Dataset entries
════════════════════
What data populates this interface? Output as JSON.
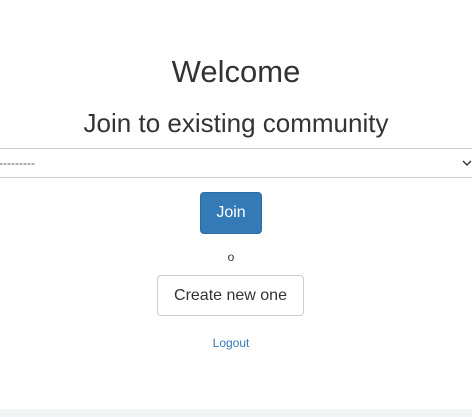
{
  "page": {
    "welcome_heading": "Welcome",
    "join_heading": "Join to existing community"
  },
  "community_select": {
    "selected_value": "---------"
  },
  "actions": {
    "join_label": "Join",
    "or_label": "o",
    "create_label": "Create new one",
    "logout_label": "Logout"
  },
  "colors": {
    "primary": "#337ab7",
    "text": "#333333",
    "border": "#cccccc"
  },
  "icons": {
    "select_arrow": "chevron-down-icon"
  }
}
════════════════════
- [Stated task]: Quote the data above in full, leaving out the pictures it holds.

- [Written reply]:
What data populates this interface? Output as JSON.
{
  "page": {
    "welcome_heading": "Welcome",
    "join_heading": "Join to existing community"
  },
  "community_select": {
    "selected_value": "---------"
  },
  "actions": {
    "join_label": "Join",
    "or_label": "o",
    "create_label": "Create new one",
    "logout_label": "Logout"
  },
  "colors": {
    "primary": "#337ab7",
    "text": "#333333",
    "border": "#cccccc"
  },
  "icons": {
    "select_arrow": "chevron-down-icon"
  }
}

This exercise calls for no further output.